Find every contraction in the book review excerpt below and list them in the order they appear.

Passage shown:
· · · · ·

One thing is certain--you know all too well that Willow is in for heartache, and you can’t stop reading for that knowledge. I just had to know how it was going to unfold, and how hard the other shoe was going to drop.
Let’s look at the numerics.
4/10 Voice. I’ve definitely read worse, but there is just something too lack-luster about Lorrimer’s style. This novel would have been damn glittery if the style was just a bit more... well, just more. Everything’s laid out, cut and dry, this happened, that happened. True, there are a few promising inner monologues and some truly genuine dialogue, but a better style is the most that this book is wanting for greatness!

· · · · ·

Rows from a layout dataset
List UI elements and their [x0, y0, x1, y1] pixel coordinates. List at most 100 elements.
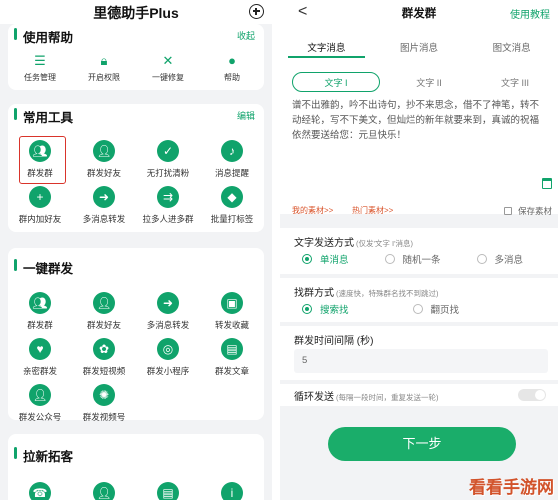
tool-friend-broadcast[interactable]: 👤︎ 群发好友	[72, 136, 136, 182]
save-material-checkbox[interactable]: 保存素材	[503, 205, 552, 217]
radio-label: 搜索找	[320, 305, 349, 316]
tutorial-link[interactable]: 使用教程	[510, 6, 550, 21]
broadcast-intimate[interactable]: ♥ 亲密群发	[8, 334, 72, 380]
screen-divider	[272, 0, 280, 500]
broadcast-official-account[interactable]: 👤︎ 群发公众号	[8, 380, 72, 426]
my-material-link[interactable]: 我的素材>>	[292, 205, 333, 216]
radio-dot	[476, 254, 487, 264]
help-item-label: 任务管理	[24, 73, 56, 82]
tab-image-message[interactable]: 图片消息	[373, 36, 466, 58]
radio-random-one[interactable]: 随机一条	[384, 252, 441, 266]
invite-item[interactable]: ▤	[136, 478, 200, 500]
radio-single-message[interactable]: 单消息	[302, 252, 349, 266]
radio-label: 单消息	[320, 255, 349, 266]
broadcast-group[interactable]: 👥︎ 群发群	[8, 288, 72, 334]
help-item-help[interactable]: ● 帮助	[200, 52, 264, 84]
send-mode-section: 文字发送方式 (仅发'文字 I'消息) 单消息 随机一条 多消息	[280, 228, 558, 274]
broadcast-friend[interactable]: 👤︎ 群发好友	[72, 288, 136, 334]
broadcast-grid: 👥︎ 群发群 👤︎ 群发好友 ➜ 多消息转发 ▣ 转发收藏 ♥ 亲密群发 ✿ 群	[8, 288, 264, 426]
subtab-text-1[interactable]: 文字 I	[292, 72, 380, 92]
radio-label: 随机一条	[402, 255, 441, 266]
tool-label: 群发好友	[86, 168, 121, 178]
invite-item[interactable]: ☎	[8, 478, 72, 500]
invite-card-title: 拉新拓客	[23, 450, 74, 464]
tool-message-reminder[interactable]: ♪ 消息提醒	[200, 136, 264, 182]
radio-dot	[384, 254, 395, 264]
edit-link[interactable]: 编辑	[237, 109, 255, 122]
help-card: 使用帮助 收起 ☰ 任务管理 🔒︎ 开启权限 ✕ 一键修复 ● 帮助	[8, 24, 264, 90]
invite-item[interactable]: i	[200, 478, 264, 500]
subtab-text-3[interactable]: 文字 III	[472, 72, 558, 92]
loop-hint: (每隔一段时间，重复发送一轮)	[336, 393, 439, 402]
invite-card: 拉新拓客 ☎ 👤︎ ▤ i	[8, 434, 264, 500]
broadcast-mini-program[interactable]: ◎ 群发小程序	[136, 334, 200, 380]
invite-card-header: 拉新拓客	[8, 443, 264, 464]
heart-chat-icon: ♥	[29, 338, 51, 360]
help-item-task-manage[interactable]: ☰ 任务管理	[8, 52, 72, 84]
next-step-button[interactable]: 下一步	[328, 427, 516, 461]
help-pin-icon: ●	[228, 53, 236, 68]
message-type-tabs: 文字消息 图片消息 图文消息	[280, 36, 558, 58]
radio-search-find[interactable]: 搜索找	[302, 302, 349, 316]
message-editor-area: < 群发群 使用教程 文字消息 图片消息 图文消息 文字 I 文字 II 文字 …	[280, 0, 558, 214]
group-icon: 👥︎	[29, 292, 51, 314]
section-accent-bar	[14, 259, 17, 271]
loop-section: 循环发送 (每隔一段时间，重复发送一轮)	[280, 384, 558, 406]
tool-clean-fans[interactable]: ✓ 无打扰清粉	[136, 136, 200, 182]
loop-toggle[interactable]	[518, 389, 546, 401]
broadcast-label: 亲密群发	[22, 366, 57, 376]
send-mode-title: 文字发送方式	[294, 238, 354, 249]
broadcast-favorites[interactable]: ▣ 转发收藏	[200, 288, 264, 334]
broadcast-label: 群发好友	[86, 320, 121, 330]
broadcast-label: 群发短视频	[82, 366, 126, 376]
app-header: 里德助手Plus	[0, 0, 272, 24]
help-item-label: 帮助	[224, 73, 240, 82]
radio-dot	[302, 304, 312, 314]
tool-pull-into-groups[interactable]: ⇉ 拉多人进多群	[136, 182, 200, 228]
pull-group-icon: ⇉	[157, 186, 179, 208]
wrench-icon: ✕	[162, 53, 174, 68]
radio-page-find[interactable]: 翻页找	[412, 302, 459, 316]
subtab-text-2[interactable]: 文字 II	[386, 72, 472, 92]
loop-title: 循环发送	[294, 392, 334, 403]
trash-icon[interactable]	[542, 178, 552, 189]
broadcast-article[interactable]: ▤ 群发文章	[200, 334, 264, 380]
invite-item[interactable]: 👤︎	[72, 478, 136, 500]
tool-batch-tag[interactable]: ◆ 批量打标签	[200, 182, 264, 228]
add-icon[interactable]	[249, 4, 264, 19]
find-mode-section: 找群方式 (速度快，特殊群名找不到跳过) 搜索找 翻页找	[280, 278, 558, 322]
send-mode-label: 文字发送方式 (仅发'文字 I'消息)	[294, 234, 413, 249]
help-item-permission[interactable]: 🔒︎ 开启权限	[72, 52, 136, 84]
friend-icon: 👤︎	[93, 482, 115, 500]
broadcast-multi-forward[interactable]: ➜ 多消息转发	[136, 288, 200, 334]
tool-add-friend-in-group[interactable]: + 群内加好友	[8, 182, 72, 228]
broadcast-card-header: 一键群发	[8, 255, 264, 276]
interval-input[interactable]: 5	[294, 349, 548, 373]
broadcast-label: 群发公众号	[18, 412, 62, 422]
tag-icon: ◆	[221, 186, 243, 208]
tools-card-title: 常用工具	[23, 111, 74, 125]
invite-grid: ☎ 👤︎ ▤ i	[8, 478, 264, 500]
hot-material-link[interactable]: 热门素材>>	[352, 205, 393, 216]
find-mode-options: 搜索找 翻页找	[302, 302, 459, 316]
section-accent-bar	[14, 28, 17, 40]
help-grid: ☰ 任务管理 🔒︎ 开启权限 ✕ 一键修复 ● 帮助	[8, 52, 264, 84]
tab-rich-message[interactable]: 图文消息	[465, 36, 558, 58]
tool-multi-forward[interactable]: ➜ 多消息转发	[72, 182, 136, 228]
bell-icon: ♪	[221, 140, 243, 162]
tab-text-message[interactable]: 文字消息	[280, 36, 373, 58]
broadcast-short-video[interactable]: ✿ 群发短视频	[72, 334, 136, 380]
article-icon: ▤	[221, 338, 243, 360]
message-textarea[interactable]: 谱不出雅韵，吟不出诗句，抄不来思念，借不了神笔，转不动经轮，写不下美文，但灿烂的…	[292, 98, 548, 196]
collapse-link[interactable]: 收起	[237, 29, 255, 42]
broadcast-channel[interactable]: ✺ 群发视频号	[72, 380, 136, 426]
tool-label: 拉多人进多群	[142, 214, 194, 224]
checkbox-icon	[503, 207, 512, 215]
mini-program-icon: ◎	[157, 338, 179, 360]
forward-icon: ➜	[157, 292, 179, 314]
radio-multi-message[interactable]: 多消息	[476, 252, 523, 266]
help-card-header: 使用帮助 收起	[8, 24, 264, 45]
help-card-title: 使用帮助	[23, 31, 74, 45]
app-title: 里德助手Plus	[93, 5, 179, 21]
help-item-repair[interactable]: ✕ 一键修复	[136, 52, 200, 84]
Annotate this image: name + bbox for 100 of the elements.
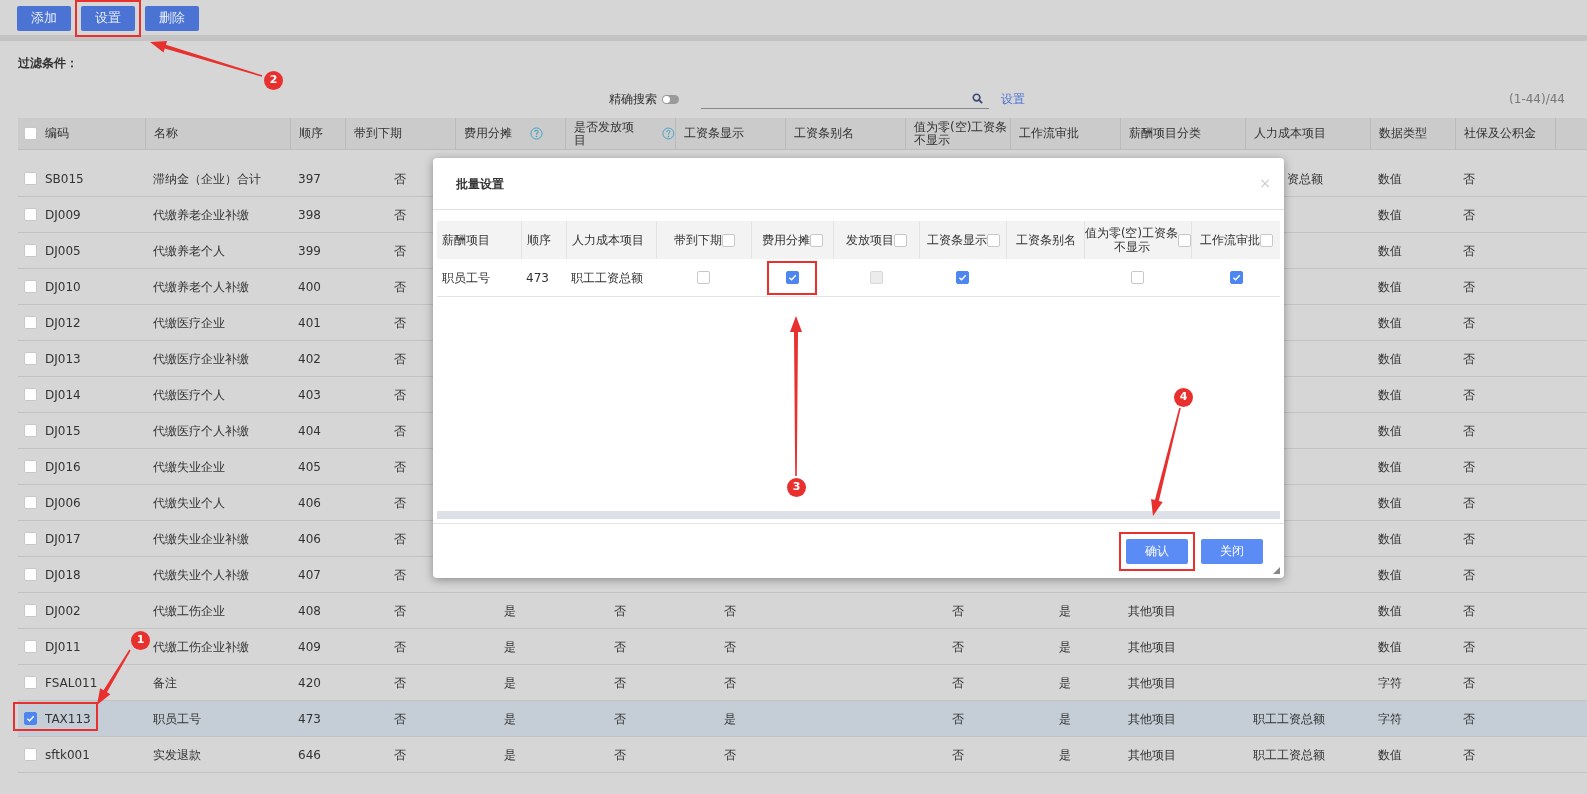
table-cell-text: 否	[1463, 602, 1475, 620]
table-cell-text: 备注	[153, 674, 177, 692]
table-cell-text: 数值	[1378, 602, 1402, 620]
column-header: 是否发放项目	[573, 120, 635, 147]
table-cell-text: 否	[394, 242, 406, 260]
table-cell-text: 406	[298, 530, 321, 548]
table-cell-text: 否	[394, 494, 406, 512]
column-header: 工作流审批	[1018, 127, 1079, 140]
column-header: 发放项目	[846, 233, 894, 247]
table-cell-text: 数值	[1378, 206, 1402, 224]
table-cell-text: 403	[298, 386, 321, 404]
table-cell-text: 否	[394, 314, 406, 332]
table-cell-text: 否	[951, 638, 964, 656]
table-cell-text: DJ015	[45, 422, 81, 440]
table-cell-text: 代缴医疗个人补缴	[153, 422, 249, 440]
table-cell-text: 否	[394, 206, 406, 224]
table-cell-text: 否	[1463, 710, 1475, 728]
column-header: 名称	[153, 127, 178, 140]
column-header: 工资条显示	[683, 127, 744, 140]
table-cell-text: 否	[951, 674, 964, 692]
table-cell-text: DJ016	[45, 458, 81, 476]
column-header: 编码	[45, 127, 69, 140]
table-cell-text: 否	[951, 602, 964, 620]
table-cell-text: 代缴工伤企业补缴	[153, 638, 249, 656]
table-cell-text: 否	[1463, 566, 1475, 584]
table-cell-text: 否	[1463, 746, 1475, 764]
table-cell-text: 400	[298, 278, 321, 296]
table-cell-text: 否	[394, 746, 406, 764]
table-cell-text: 数值	[1378, 350, 1402, 368]
table-cell-text: 是	[504, 710, 516, 728]
table-cell-text: DJ006	[45, 494, 81, 512]
table-cell-text: 否	[614, 710, 626, 728]
table-cell-text: 否	[1463, 242, 1475, 260]
table-cell-text: 否	[614, 638, 626, 656]
table-cell-text: FSAL011	[45, 674, 98, 692]
exact-search-label: 精确搜索	[609, 91, 657, 108]
column-header: 人力成本项目	[1253, 127, 1326, 140]
table-cell-text: 代缴养老企业补缴	[153, 206, 249, 224]
table-cell-text: 实发退款	[153, 746, 201, 764]
column-header: 社保及公积金	[1463, 127, 1536, 140]
table-cell-text: 否	[614, 674, 626, 692]
dialog-title: 批量设置	[456, 175, 504, 193]
table-cell-text: 字符	[1378, 710, 1402, 728]
table-cell-text: DJ002	[45, 602, 81, 620]
table-cell-text: 否	[1463, 350, 1475, 368]
table-cell-text: 代缴失业个人补缴	[153, 566, 249, 584]
table-cell-text: 代缴医疗个人	[153, 386, 225, 404]
table-cell-text: 数值	[1378, 566, 1402, 584]
table-cell-text: 否	[1463, 278, 1475, 296]
table-cell-text: 数值	[1378, 242, 1402, 260]
column-header: 薪酬项目	[442, 233, 490, 247]
table-cell-text: TAX113	[45, 710, 91, 728]
column-header: 带到下期	[353, 127, 402, 140]
table-cell-text: 否	[951, 710, 964, 728]
column-header: 工资条显示	[926, 233, 987, 247]
column-header: 人力成本项目	[572, 233, 644, 247]
table-cell-text: 是	[1059, 746, 1071, 764]
table-cell-text: 否	[614, 602, 626, 620]
table-cell-text: 代缴失业企业补缴	[153, 530, 249, 548]
table-cell-text: 其他项目	[1128, 710, 1176, 728]
table-cell-text: 是	[1059, 710, 1071, 728]
table-cell-text: 是	[1059, 638, 1071, 656]
table-cell-text: 409	[298, 638, 321, 656]
table-cell-text: 否	[724, 674, 736, 692]
table-cell-text: 是	[504, 602, 516, 620]
table-cell-text: 398	[298, 206, 321, 224]
table-cell-text: DJ017	[45, 530, 81, 548]
table-cell-text: DJ012	[45, 314, 81, 332]
table-cell-text: 代缴失业个人	[153, 494, 225, 512]
table-cell-text: 397	[298, 170, 321, 188]
table-cell-text: 否	[394, 602, 406, 620]
column-header: 带到下期	[673, 233, 722, 247]
table-cell-text: sftk001	[45, 746, 90, 764]
table-cell-text: 否	[724, 638, 736, 656]
table-cell-text: DJ014	[45, 386, 81, 404]
table-cell-text: 是	[504, 638, 516, 656]
table-cell-text: 407	[298, 566, 321, 584]
table-cell-text: 否	[394, 530, 406, 548]
table-cell-text: 否	[1463, 170, 1475, 188]
table-cell-text: 代缴失业企业	[153, 458, 225, 476]
table-cell-text: 否	[1463, 386, 1475, 404]
table-cell-text: 420	[298, 674, 321, 692]
table-cell-text: 字符	[1378, 674, 1402, 692]
column-header: 薪酬项目分类	[1128, 127, 1201, 140]
column-header: 工作流审批	[1200, 233, 1260, 247]
table-cell-text: 否	[394, 422, 406, 440]
table-cell-text: 否	[394, 710, 406, 728]
column-header: 顺序	[527, 233, 551, 247]
table-cell-text: 399	[298, 242, 321, 260]
table-cell-text: 其他项目	[1128, 674, 1176, 692]
table-cell-text: 是	[504, 674, 516, 692]
table-cell-text: 否	[724, 746, 736, 764]
table-cell-text: 否	[1463, 422, 1475, 440]
table-cell-text: 否	[1463, 530, 1475, 548]
table-cell-text: 否	[1463, 494, 1475, 512]
table-cell-text: 否	[394, 566, 406, 584]
table-cell-text: 否	[394, 638, 406, 656]
table-cell-text: 数值	[1378, 278, 1402, 296]
table-cell-text: 否	[394, 350, 406, 368]
table-cell-text: DJ005	[45, 242, 81, 260]
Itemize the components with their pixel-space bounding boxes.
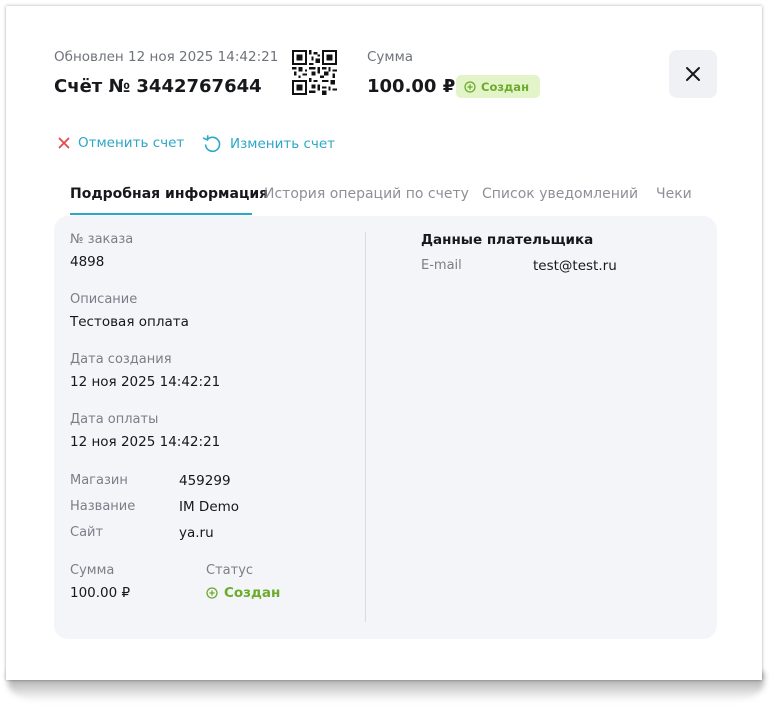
- edit-invoice-button[interactable]: Изменить счет: [202, 135, 335, 153]
- cancel-invoice-label: Отменить счет: [78, 135, 185, 151]
- cross-icon: [58, 137, 70, 149]
- name-value: IM Demo: [179, 499, 240, 515]
- created-date-value: 12 ноя 2025 14:42:21: [70, 374, 221, 390]
- edit-invoice-label: Изменить счет: [230, 136, 336, 152]
- refresh-icon: [202, 135, 221, 153]
- close-icon: [686, 67, 700, 81]
- plus-circle-icon: [464, 80, 476, 93]
- details-status-label: Статус: [206, 563, 254, 578]
- header-sum-value: 100.00 ₽: [367, 76, 456, 97]
- tab-operations-history[interactable]: История операций по счету: [264, 186, 469, 202]
- payer-email-value: test@test.ru: [533, 258, 617, 274]
- invoice-modal: Обновлен 12 ноя 2025 14:42:21 Счёт № 344…: [6, 6, 762, 680]
- qr-code-icon[interactable]: [292, 50, 337, 95]
- details-sum-label: Сумма: [70, 563, 115, 578]
- plus-circle-icon: [206, 587, 218, 599]
- payer-email-label: E-mail: [421, 258, 462, 273]
- order-number-label: № заказа: [70, 232, 134, 247]
- paid-date-label: Дата оплаты: [70, 412, 159, 427]
- details-status-value: Создан: [224, 585, 281, 601]
- header-sum-label: Сумма: [367, 49, 414, 65]
- details-sum-value: 100.00 ₽: [70, 585, 131, 601]
- paid-date-value: 12 ноя 2025 14:42:21: [70, 434, 221, 450]
- shop-label: Магазин: [70, 473, 128, 488]
- tab-receipts[interactable]: Чеки: [656, 186, 692, 202]
- details-status: Создан: [206, 585, 280, 601]
- status-badge-label: Создан: [481, 79, 530, 94]
- cancel-invoice-button[interactable]: Отменить счет: [58, 135, 184, 151]
- description-value: Тестовая оплата: [70, 314, 189, 330]
- tab-active-indicator: [70, 213, 252, 215]
- created-date-label: Дата создания: [70, 352, 172, 367]
- description-label: Описание: [70, 292, 138, 307]
- invoice-title: Счёт № 3442767644: [54, 76, 262, 97]
- details-panel: № заказа 4898 Описание Тестовая оплата Д…: [54, 216, 717, 639]
- site-label: Сайт: [70, 525, 104, 540]
- tab-notifications[interactable]: Список уведомлений: [482, 186, 638, 202]
- shop-value: 459299: [179, 473, 231, 489]
- status-badge: Создан: [456, 75, 541, 98]
- order-number-value: 4898: [70, 254, 105, 270]
- payer-section-title: Данные плательщика: [421, 232, 594, 248]
- column-divider: [365, 232, 366, 622]
- close-button[interactable]: [669, 50, 717, 98]
- updated-timestamp: Обновлен 12 ноя 2025 14:42:21: [54, 49, 279, 65]
- name-label: Название: [70, 499, 136, 514]
- tab-details[interactable]: Подробная информация: [70, 186, 268, 202]
- site-value: ya.ru: [179, 525, 214, 541]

· · · · ·

Answer to this problem:
can’t, Let’s, I’ve, Everything’s